--- start ENTRIES ---

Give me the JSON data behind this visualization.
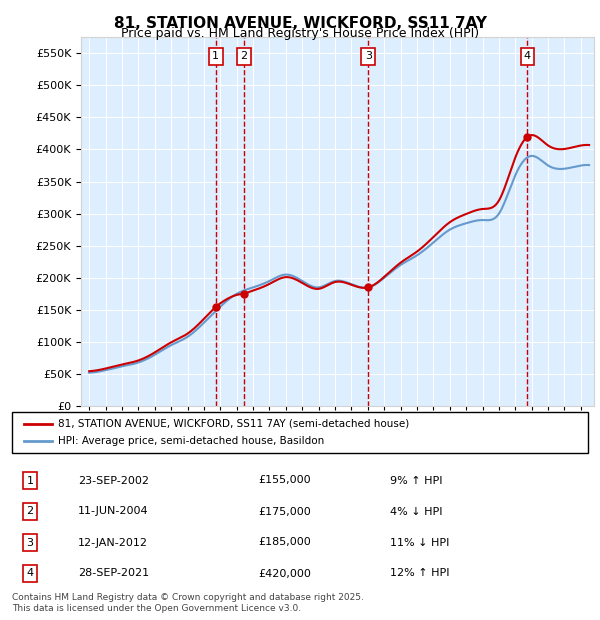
{
  "title": "81, STATION AVENUE, WICKFORD, SS11 7AY",
  "subtitle": "Price paid vs. HM Land Registry's House Price Index (HPI)",
  "legend_line1": "81, STATION AVENUE, WICKFORD, SS11 7AY (semi-detached house)",
  "legend_line2": "HPI: Average price, semi-detached house, Basildon",
  "transactions": [
    {
      "num": 1,
      "date": "23-SEP-2002",
      "price": 155000,
      "pct": "9%",
      "dir": "↑",
      "year": 2002.72
    },
    {
      "num": 2,
      "date": "11-JUN-2004",
      "price": 175000,
      "pct": "4%",
      "dir": "↓",
      "year": 2004.44
    },
    {
      "num": 3,
      "date": "12-JAN-2012",
      "price": 185000,
      "pct": "11%",
      "dir": "↓",
      "year": 2012.03
    },
    {
      "num": 4,
      "date": "28-SEP-2021",
      "price": 420000,
      "pct": "12%",
      "dir": "↑",
      "year": 2021.74
    }
  ],
  "footer": "Contains HM Land Registry data © Crown copyright and database right 2025.\nThis data is licensed under the Open Government Licence v3.0.",
  "line_color_paid": "#cc0000",
  "line_color_hpi": "#6699cc",
  "bg_color": "#ddeeff",
  "ylim": [
    0,
    575000
  ],
  "xlim_start": 1994.5,
  "xlim_end": 2025.8
}
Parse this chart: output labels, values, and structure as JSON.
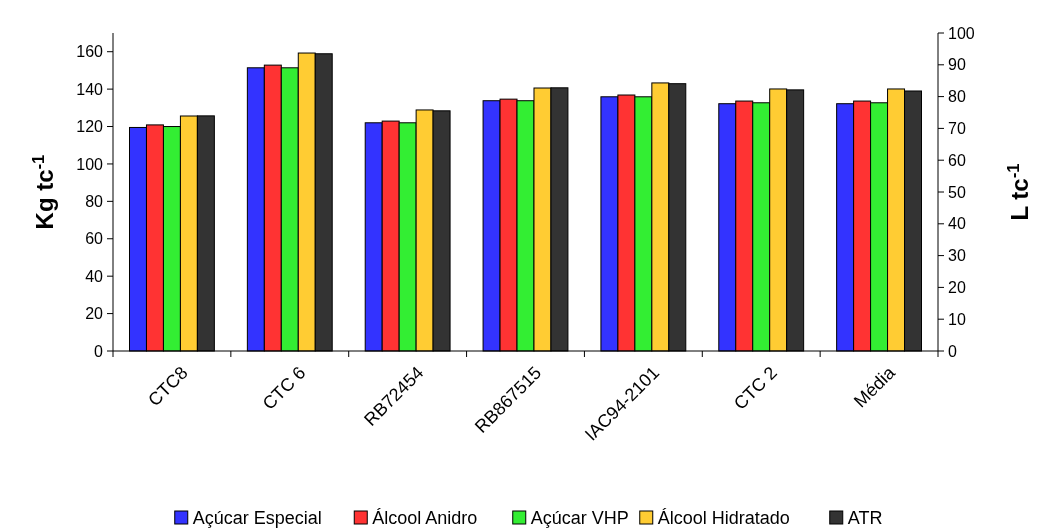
{
  "chart_data": {
    "type": "bar",
    "categories": [
      "CTC8",
      "CTC 6",
      "RB72454",
      "RB867515",
      "IAC94-2101",
      "CTC 2",
      "Média"
    ],
    "ylabel": "Kg tc$^{-1}$",
    "y2label": "L tc$^{-1}$",
    "ylim": [
      0,
      170
    ],
    "yticks": [
      0,
      20,
      40,
      60,
      80,
      100,
      120,
      140,
      160
    ],
    "y2lim": [
      0,
      100
    ],
    "y2ticks": [
      0,
      10,
      20,
      30,
      40,
      50,
      60,
      70,
      80,
      90,
      100
    ],
    "grid": false,
    "legend": "bottom",
    "series": [
      {
        "name": "Açúcar Especial",
        "color": "#3333ff",
        "values": [
          119.5,
          151.4,
          122,
          133.8,
          135.9,
          132.2,
          132.2
        ]
      },
      {
        "name": "Álcool Anidro",
        "color": "#ff3333",
        "axis": "y2",
        "values": [
          71.1,
          89.9,
          72.3,
          79.2,
          80.5,
          78.6,
          78.6
        ]
      },
      {
        "name": "Açúcar VHP",
        "color": "#33ee33",
        "values": [
          120,
          151.4,
          122,
          133.8,
          135.9,
          132.7,
          132.7
        ]
      },
      {
        "name": "Álcool Hidratado",
        "color": "#ffcc33",
        "axis": "y2",
        "values": [
          73.9,
          93.7,
          75.8,
          82.7,
          84.3,
          82.4,
          82.4
        ]
      },
      {
        "name": "ATR",
        "color": "#333333",
        "values": [
          125.7,
          158.9,
          128.4,
          140.7,
          142.9,
          139.6,
          139
        ]
      }
    ]
  }
}
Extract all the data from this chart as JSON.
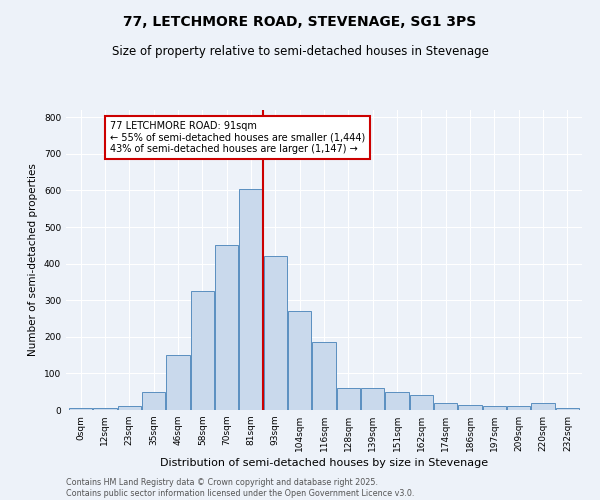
{
  "title": "77, LETCHMORE ROAD, STEVENAGE, SG1 3PS",
  "subtitle": "Size of property relative to semi-detached houses in Stevenage",
  "xlabel": "Distribution of semi-detached houses by size in Stevenage",
  "ylabel": "Number of semi-detached properties",
  "bar_labels": [
    "0sqm",
    "12sqm",
    "23sqm",
    "35sqm",
    "46sqm",
    "58sqm",
    "70sqm",
    "81sqm",
    "93sqm",
    "104sqm",
    "116sqm",
    "128sqm",
    "139sqm",
    "151sqm",
    "162sqm",
    "174sqm",
    "186sqm",
    "197sqm",
    "209sqm",
    "220sqm",
    "232sqm"
  ],
  "bar_values": [
    5,
    5,
    10,
    50,
    150,
    325,
    450,
    605,
    420,
    270,
    185,
    60,
    60,
    50,
    40,
    20,
    15,
    10,
    10,
    20,
    5
  ],
  "bar_color": "#c9d9ec",
  "bar_edgecolor": "#5a8fc0",
  "vline_x": 7.5,
  "vline_color": "#cc0000",
  "annotation_text": "77 LETCHMORE ROAD: 91sqm\n← 55% of semi-detached houses are smaller (1,444)\n43% of semi-detached houses are larger (1,147) →",
  "annotation_box_color": "#ffffff",
  "annotation_box_edgecolor": "#cc0000",
  "ylim": [
    0,
    820
  ],
  "yticks": [
    0,
    100,
    200,
    300,
    400,
    500,
    600,
    700,
    800
  ],
  "bg_color": "#edf2f9",
  "plot_bg_color": "#edf2f9",
  "footer_text": "Contains HM Land Registry data © Crown copyright and database right 2025.\nContains public sector information licensed under the Open Government Licence v3.0.",
  "title_fontsize": 10,
  "subtitle_fontsize": 8.5,
  "xlabel_fontsize": 8,
  "ylabel_fontsize": 7.5,
  "tick_fontsize": 6.5,
  "footer_fontsize": 5.8,
  "annotation_fontsize": 7.0
}
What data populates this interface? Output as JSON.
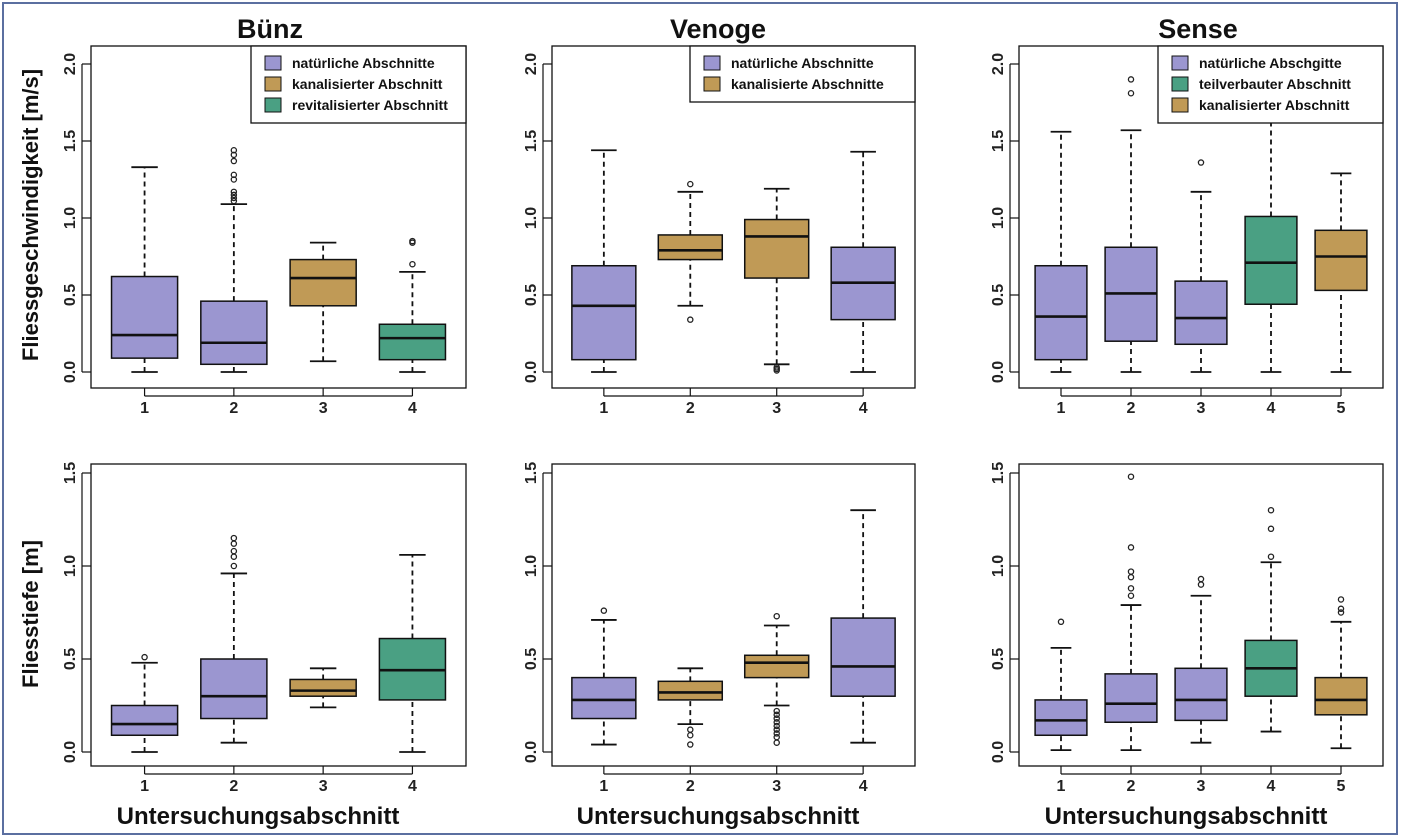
{
  "colors": {
    "natural": "#9b96d0",
    "channelized": "#c09a56",
    "revitalized": "#4aa083",
    "frame": "#5b6fa0"
  },
  "column_titles": [
    "Bünz",
    "Venoge",
    "Sense"
  ],
  "row_ylabels": [
    "Fliessgeschwindigkeit [m/s]",
    "Fliesstiefe [m]"
  ],
  "xlabel": "Untersuchungsabschnitt",
  "chart_data": [
    {
      "type": "box",
      "river": "Bünz",
      "variable": "Fliessgeschwindigkeit [m/s]",
      "ylim": [
        0,
        2.0
      ],
      "yticks": [
        "0.0",
        "0.5",
        "1.0",
        "1.5",
        "2.0"
      ],
      "categories": [
        "1",
        "2",
        "3",
        "4"
      ],
      "legend": [
        {
          "label": "natürliche Abschnitte",
          "color": "natural"
        },
        {
          "label": "kanalisierter Abschnitt",
          "color": "channelized"
        },
        {
          "label": "revitalisierter Abschnitt",
          "color": "revitalized"
        }
      ],
      "boxes": [
        {
          "x": "1",
          "min": 0.0,
          "q1": 0.09,
          "median": 0.24,
          "q3": 0.62,
          "max": 1.33,
          "outliers": [],
          "color": "natural"
        },
        {
          "x": "2",
          "min": 0.0,
          "q1": 0.05,
          "median": 0.19,
          "q3": 0.46,
          "max": 1.09,
          "outliers": [
            1.11,
            1.13,
            1.15,
            1.17,
            1.25,
            1.28,
            1.37,
            1.41,
            1.44
          ],
          "color": "natural"
        },
        {
          "x": "3",
          "min": 0.07,
          "q1": 0.43,
          "median": 0.61,
          "q3": 0.73,
          "max": 0.84,
          "outliers": [],
          "color": "channelized"
        },
        {
          "x": "4",
          "min": 0.0,
          "q1": 0.08,
          "median": 0.22,
          "q3": 0.31,
          "max": 0.65,
          "outliers": [
            0.7,
            0.84,
            0.85
          ],
          "color": "revitalized"
        }
      ]
    },
    {
      "type": "box",
      "river": "Venoge",
      "variable": "Fliessgeschwindigkeit [m/s]",
      "ylim": [
        0,
        2.0
      ],
      "yticks": [
        "0.0",
        "0.5",
        "1.0",
        "1.5",
        "2.0"
      ],
      "categories": [
        "1",
        "2",
        "3",
        "4"
      ],
      "legend": [
        {
          "label": "natürliche Abschnitte",
          "color": "natural"
        },
        {
          "label": "kanalisierte Abschnitte",
          "color": "channelized"
        }
      ],
      "boxes": [
        {
          "x": "1",
          "min": 0.0,
          "q1": 0.08,
          "median": 0.43,
          "q3": 0.69,
          "max": 1.44,
          "outliers": [],
          "color": "natural"
        },
        {
          "x": "2",
          "min": 0.43,
          "q1": 0.73,
          "median": 0.79,
          "q3": 0.89,
          "max": 1.17,
          "outliers": [
            0.34,
            1.22
          ],
          "color": "channelized"
        },
        {
          "x": "3",
          "min": 0.05,
          "q1": 0.61,
          "median": 0.88,
          "q3": 0.99,
          "max": 1.19,
          "outliers": [
            0.01,
            0.02,
            0.03
          ],
          "color": "channelized"
        },
        {
          "x": "4",
          "min": 0.0,
          "q1": 0.34,
          "median": 0.58,
          "q3": 0.81,
          "max": 1.43,
          "outliers": [],
          "color": "natural"
        }
      ]
    },
    {
      "type": "box",
      "river": "Sense",
      "variable": "Fliessgeschwindigkeit [m/s]",
      "ylim": [
        0,
        2.0
      ],
      "yticks": [
        "0.0",
        "0.5",
        "1.0",
        "1.5",
        "2.0"
      ],
      "categories": [
        "1",
        "2",
        "3",
        "4",
        "5"
      ],
      "legend": [
        {
          "label": "natürliche Abschgitte",
          "color": "natural"
        },
        {
          "label": "teilverbauter Abschnitt",
          "color": "revitalized"
        },
        {
          "label": "kanalisierter Abschnitt",
          "color": "channelized"
        }
      ],
      "boxes": [
        {
          "x": "1",
          "min": 0.0,
          "q1": 0.08,
          "median": 0.36,
          "q3": 0.69,
          "max": 1.56,
          "outliers": [],
          "color": "natural"
        },
        {
          "x": "2",
          "min": 0.0,
          "q1": 0.2,
          "median": 0.51,
          "q3": 0.81,
          "max": 1.57,
          "outliers": [
            1.81,
            1.9
          ],
          "color": "natural"
        },
        {
          "x": "3",
          "min": 0.0,
          "q1": 0.18,
          "median": 0.35,
          "q3": 0.59,
          "max": 1.17,
          "outliers": [
            1.36
          ],
          "color": "natural"
        },
        {
          "x": "4",
          "min": 0.0,
          "q1": 0.44,
          "median": 0.71,
          "q3": 1.01,
          "max": 1.62,
          "outliers": [],
          "color": "revitalized"
        },
        {
          "x": "5",
          "min": 0.0,
          "q1": 0.53,
          "median": 0.75,
          "q3": 0.92,
          "max": 1.29,
          "outliers": [],
          "color": "channelized"
        }
      ]
    },
    {
      "type": "box",
      "river": "Bünz",
      "variable": "Fliesstiefe [m]",
      "ylim": [
        0,
        1.5
      ],
      "yticks": [
        "0.0",
        "0.5",
        "1.0",
        "1.5"
      ],
      "categories": [
        "1",
        "2",
        "3",
        "4"
      ],
      "boxes": [
        {
          "x": "1",
          "min": 0.0,
          "q1": 0.09,
          "median": 0.15,
          "q3": 0.25,
          "max": 0.48,
          "outliers": [
            0.51
          ],
          "color": "natural"
        },
        {
          "x": "2",
          "min": 0.05,
          "q1": 0.18,
          "median": 0.3,
          "q3": 0.5,
          "max": 0.96,
          "outliers": [
            1.0,
            1.05,
            1.08,
            1.12,
            1.15
          ],
          "color": "natural"
        },
        {
          "x": "3",
          "min": 0.24,
          "q1": 0.3,
          "median": 0.33,
          "q3": 0.39,
          "max": 0.45,
          "outliers": [],
          "color": "channelized"
        },
        {
          "x": "4",
          "min": 0.0,
          "q1": 0.28,
          "median": 0.44,
          "q3": 0.61,
          "max": 1.06,
          "outliers": [],
          "color": "revitalized"
        }
      ]
    },
    {
      "type": "box",
      "river": "Venoge",
      "variable": "Fliesstiefe [m]",
      "ylim": [
        0,
        1.5
      ],
      "yticks": [
        "0.0",
        "0.5",
        "1.0",
        "1.5"
      ],
      "categories": [
        "1",
        "2",
        "3",
        "4"
      ],
      "boxes": [
        {
          "x": "1",
          "min": 0.04,
          "q1": 0.18,
          "median": 0.28,
          "q3": 0.4,
          "max": 0.71,
          "outliers": [
            0.76
          ],
          "color": "natural"
        },
        {
          "x": "2",
          "min": 0.15,
          "q1": 0.28,
          "median": 0.32,
          "q3": 0.38,
          "max": 0.45,
          "outliers": [
            0.04,
            0.09,
            0.12
          ],
          "color": "channelized"
        },
        {
          "x": "3",
          "min": 0.25,
          "q1": 0.4,
          "median": 0.48,
          "q3": 0.52,
          "max": 0.68,
          "outliers": [
            0.05,
            0.08,
            0.1,
            0.12,
            0.14,
            0.16,
            0.18,
            0.2,
            0.22,
            0.73
          ],
          "color": "channelized"
        },
        {
          "x": "4",
          "min": 0.05,
          "q1": 0.3,
          "median": 0.46,
          "q3": 0.72,
          "max": 1.3,
          "outliers": [],
          "color": "natural"
        }
      ]
    },
    {
      "type": "box",
      "river": "Sense",
      "variable": "Fliesstiefe [m]",
      "ylim": [
        0,
        1.5
      ],
      "yticks": [
        "0.0",
        "0.5",
        "1.0",
        "1.5"
      ],
      "categories": [
        "1",
        "2",
        "3",
        "4",
        "5"
      ],
      "boxes": [
        {
          "x": "1",
          "min": 0.01,
          "q1": 0.09,
          "median": 0.17,
          "q3": 0.28,
          "max": 0.56,
          "outliers": [
            0.7
          ],
          "color": "natural"
        },
        {
          "x": "2",
          "min": 0.01,
          "q1": 0.16,
          "median": 0.26,
          "q3": 0.42,
          "max": 0.79,
          "outliers": [
            0.84,
            0.88,
            0.94,
            0.97,
            1.1,
            1.48
          ],
          "color": "natural"
        },
        {
          "x": "3",
          "min": 0.05,
          "q1": 0.17,
          "median": 0.28,
          "q3": 0.45,
          "max": 0.84,
          "outliers": [
            0.9,
            0.93
          ],
          "color": "natural"
        },
        {
          "x": "4",
          "min": 0.11,
          "q1": 0.3,
          "median": 0.45,
          "q3": 0.6,
          "max": 1.02,
          "outliers": [
            1.05,
            1.2,
            1.3
          ],
          "color": "revitalized"
        },
        {
          "x": "5",
          "min": 0.02,
          "q1": 0.2,
          "median": 0.28,
          "q3": 0.4,
          "max": 0.7,
          "outliers": [
            0.75,
            0.77,
            0.82
          ],
          "color": "channelized"
        }
      ]
    }
  ]
}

--- end ENTRIES ---

Search the records for the word "copyright", then list every line that has it.

### [REPLY TO THE EXERCISE]
  "footer": "Contains HM Land Registry data © Crown copyright and database right 2025.\nThis data is licensed under the Open Government Licence v3.0.",
  "footer_text": "Contains HM Land Registry data © Crown copyright and database right 2025.\nContains public sector information licensed under the Open Government Licence v3.0.",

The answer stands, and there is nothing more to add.